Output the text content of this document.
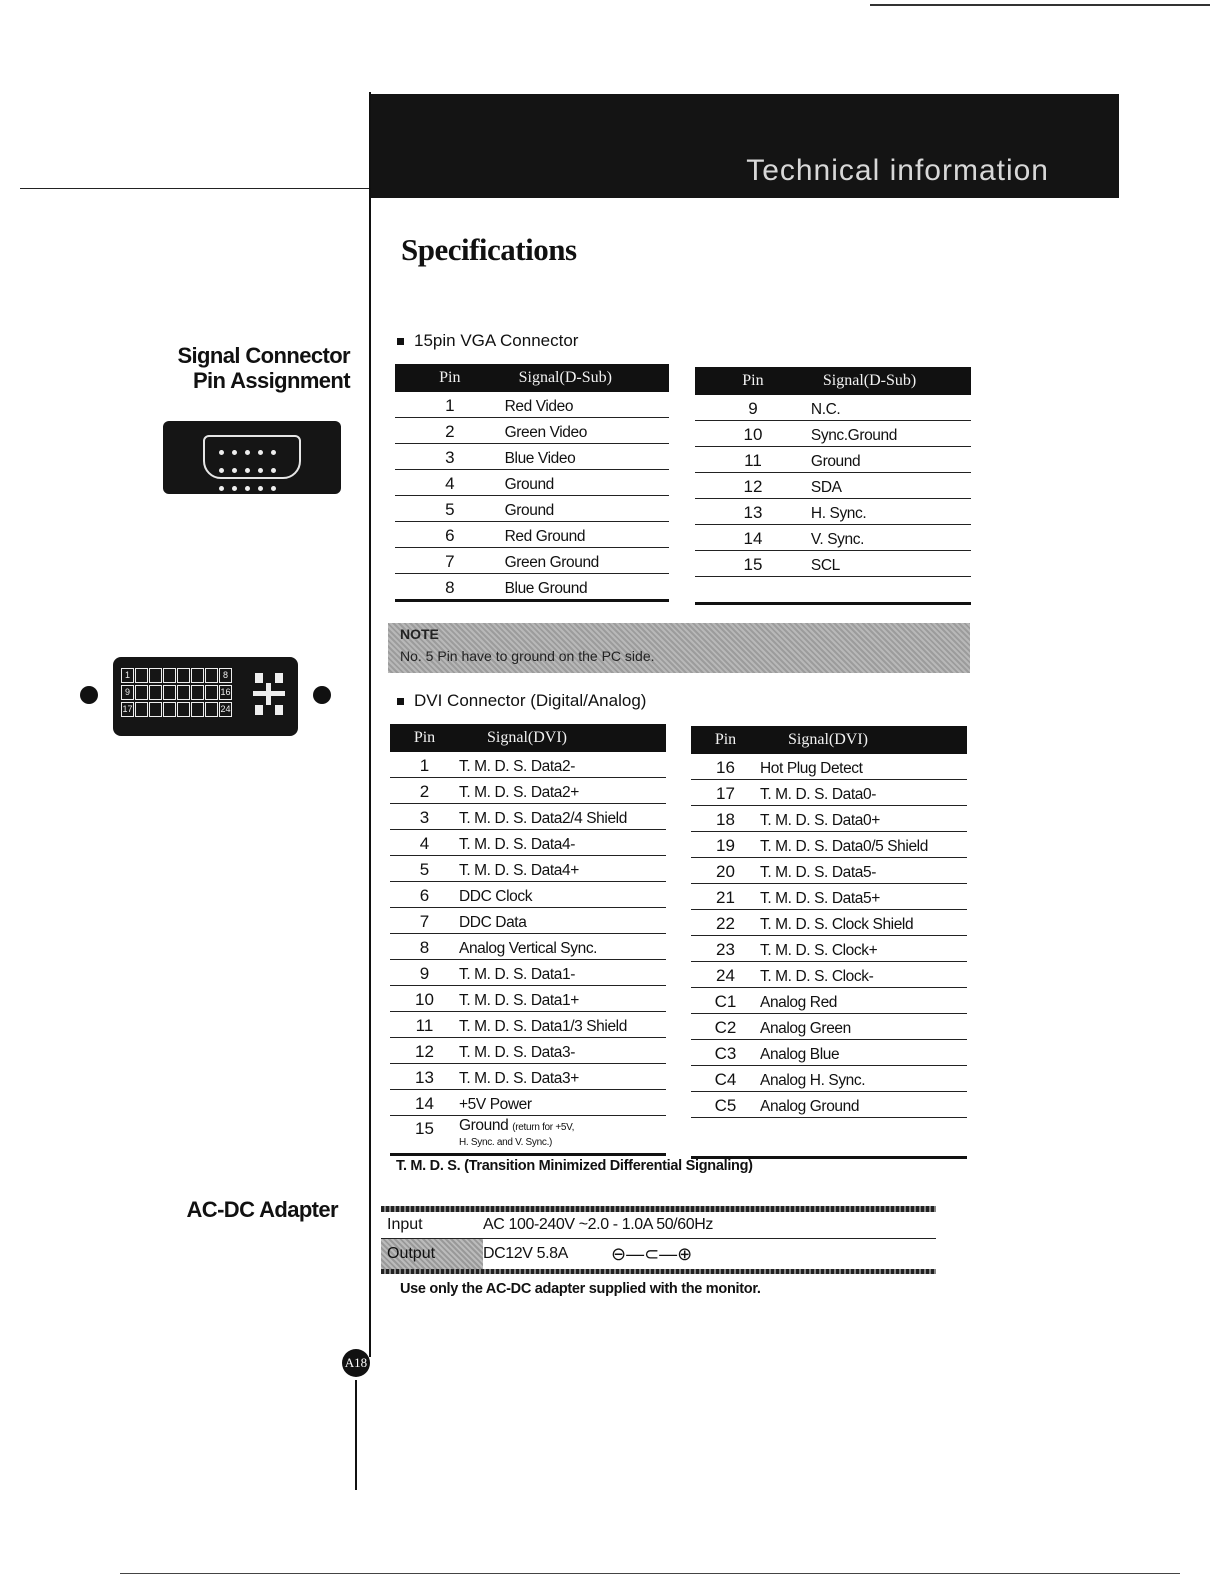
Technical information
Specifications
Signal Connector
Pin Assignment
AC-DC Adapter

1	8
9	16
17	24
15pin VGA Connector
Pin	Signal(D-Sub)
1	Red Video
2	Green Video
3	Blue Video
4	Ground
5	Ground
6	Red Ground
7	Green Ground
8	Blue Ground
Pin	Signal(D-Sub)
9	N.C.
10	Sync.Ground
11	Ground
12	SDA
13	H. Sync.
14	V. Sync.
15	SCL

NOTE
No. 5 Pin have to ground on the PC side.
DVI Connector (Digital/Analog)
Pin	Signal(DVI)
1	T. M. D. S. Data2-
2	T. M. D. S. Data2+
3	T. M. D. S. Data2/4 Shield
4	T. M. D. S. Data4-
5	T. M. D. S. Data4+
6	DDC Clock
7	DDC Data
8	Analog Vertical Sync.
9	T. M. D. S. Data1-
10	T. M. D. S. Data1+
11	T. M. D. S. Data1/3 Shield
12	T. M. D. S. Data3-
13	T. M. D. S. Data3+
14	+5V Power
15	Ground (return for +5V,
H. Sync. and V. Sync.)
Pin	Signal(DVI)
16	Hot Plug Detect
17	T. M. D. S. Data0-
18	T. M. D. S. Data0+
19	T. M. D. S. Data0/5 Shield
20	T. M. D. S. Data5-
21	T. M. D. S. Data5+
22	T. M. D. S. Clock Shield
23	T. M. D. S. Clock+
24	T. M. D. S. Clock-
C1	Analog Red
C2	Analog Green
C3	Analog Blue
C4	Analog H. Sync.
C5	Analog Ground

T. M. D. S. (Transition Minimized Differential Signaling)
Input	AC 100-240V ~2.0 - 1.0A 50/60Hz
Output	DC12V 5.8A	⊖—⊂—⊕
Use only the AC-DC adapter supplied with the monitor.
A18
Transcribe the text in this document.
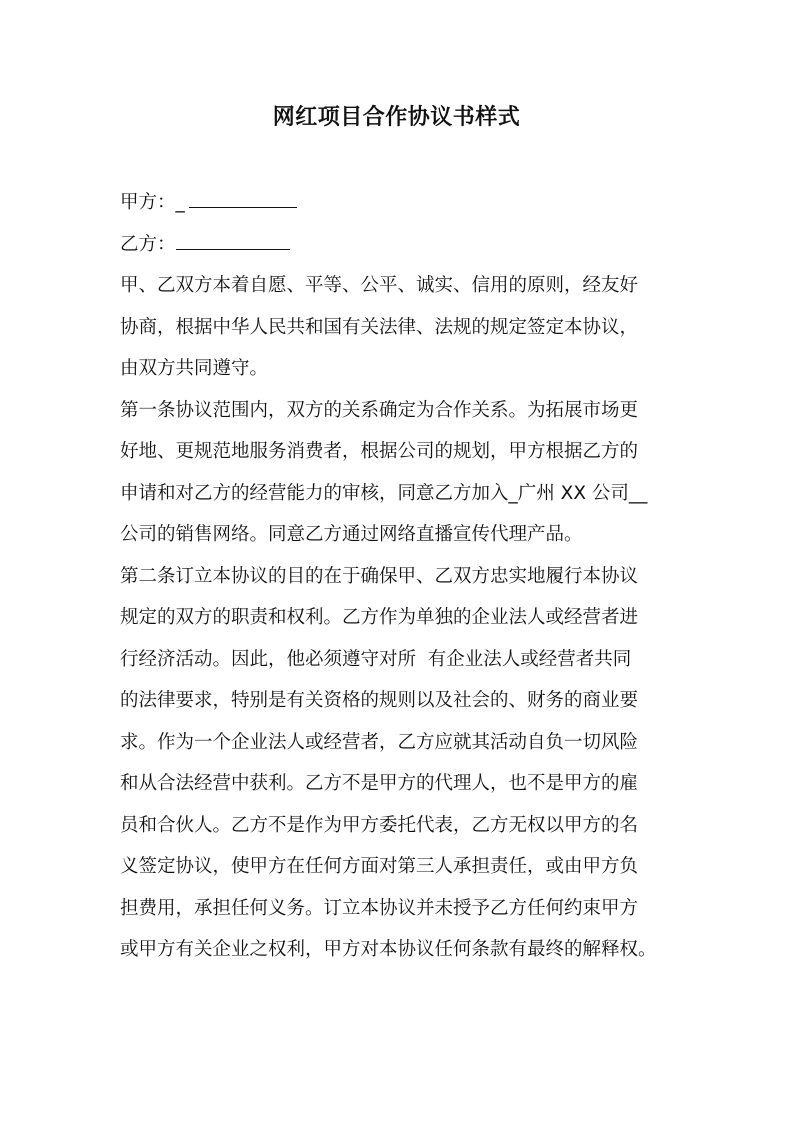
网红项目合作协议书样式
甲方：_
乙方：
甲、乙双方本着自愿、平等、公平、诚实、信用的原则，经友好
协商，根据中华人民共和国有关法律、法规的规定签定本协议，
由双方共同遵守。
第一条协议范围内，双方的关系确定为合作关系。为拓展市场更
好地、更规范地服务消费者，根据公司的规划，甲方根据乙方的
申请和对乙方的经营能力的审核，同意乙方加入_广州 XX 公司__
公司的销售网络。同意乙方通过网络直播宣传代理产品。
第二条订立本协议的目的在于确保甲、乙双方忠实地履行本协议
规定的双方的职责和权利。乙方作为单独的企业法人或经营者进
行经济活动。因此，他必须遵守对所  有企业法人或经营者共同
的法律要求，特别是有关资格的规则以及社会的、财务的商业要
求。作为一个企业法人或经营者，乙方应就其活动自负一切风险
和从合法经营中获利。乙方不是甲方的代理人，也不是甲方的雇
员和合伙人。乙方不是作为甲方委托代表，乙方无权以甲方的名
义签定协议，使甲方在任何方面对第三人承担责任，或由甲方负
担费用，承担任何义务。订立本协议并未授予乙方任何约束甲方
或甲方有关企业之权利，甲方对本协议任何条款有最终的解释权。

= = =

_Exercise requirements_: Return the listing above in full and without alteration, excluding its pictures.

_Solution for this exercise_:
Output the text content of this document.
Technical information
Specifications
Signal Connector
Pin Assignment
AC-DC Adapter

1	8
9	16
17	24
15pin VGA Connector
Pin	Signal(D-Sub)
1	Red Video
2	Green Video
3	Blue Video
4	Ground
5	Ground
6	Red Ground
7	Green Ground
8	Blue Ground
Pin	Signal(D-Sub)
9	N.C.
10	Sync.Ground
11	Ground
12	SDA
13	H. Sync.
14	V. Sync.
15	SCL

NOTE
No. 5 Pin have to ground on the PC side.
DVI Connector (Digital/Analog)
Pin	Signal(DVI)
1	T. M. D. S. Data2-
2	T. M. D. S. Data2+
3	T. M. D. S. Data2/4 Shield
4	T. M. D. S. Data4-
5	T. M. D. S. Data4+
6	DDC Clock
7	DDC Data
8	Analog Vertical Sync.
9	T. M. D. S. Data1-
10	T. M. D. S. Data1+
11	T. M. D. S. Data1/3 Shield
12	T. M. D. S. Data3-
13	T. M. D. S. Data3+
14	+5V Power
15	Ground (return for +5V,
H. Sync. and V. Sync.)
Pin	Signal(DVI)
16	Hot Plug Detect
17	T. M. D. S. Data0-
18	T. M. D. S. Data0+
19	T. M. D. S. Data0/5 Shield
20	T. M. D. S. Data5-
21	T. M. D. S. Data5+
22	T. M. D. S. Clock Shield
23	T. M. D. S. Clock+
24	T. M. D. S. Clock-
C1	Analog Red
C2	Analog Green
C3	Analog Blue
C4	Analog H. Sync.
C5	Analog Ground

T. M. D. S. (Transition Minimized Differential Signaling)
Input	AC 100-240V ~2.0 - 1.0A 50/60Hz
Output	DC12V 5.8A	⊖—⊂—⊕
Use only the AC-DC adapter supplied with the monitor.
A18
Transcribe the text in this document.
网红项目合作协议书样式
甲方：_
乙方：
甲、乙双方本着自愿、平等、公平、诚实、信用的原则，经友好
协商，根据中华人民共和国有关法律、法规的规定签定本协议，
由双方共同遵守。
第一条协议范围内，双方的关系确定为合作关系。为拓展市场更
好地、更规范地服务消费者，根据公司的规划，甲方根据乙方的
申请和对乙方的经营能力的审核，同意乙方加入_广州 XX 公司__
公司的销售网络。同意乙方通过网络直播宣传代理产品。
第二条订立本协议的目的在于确保甲、乙双方忠实地履行本协议
规定的双方的职责和权利。乙方作为单独的企业法人或经营者进
行经济活动。因此，他必须遵守对所  有企业法人或经营者共同
的法律要求，特别是有关资格的规则以及社会的、财务的商业要
求。作为一个企业法人或经营者，乙方应就其活动自负一切风险
和从合法经营中获利。乙方不是甲方的代理人，也不是甲方的雇
员和合伙人。乙方不是作为甲方委托代表，乙方无权以甲方的名
义签定协议，使甲方在任何方面对第三人承担责任，或由甲方负
担费用，承担任何义务。订立本协议并未授予乙方任何约束甲方
或甲方有关企业之权利，甲方对本协议任何条款有最终的解释权。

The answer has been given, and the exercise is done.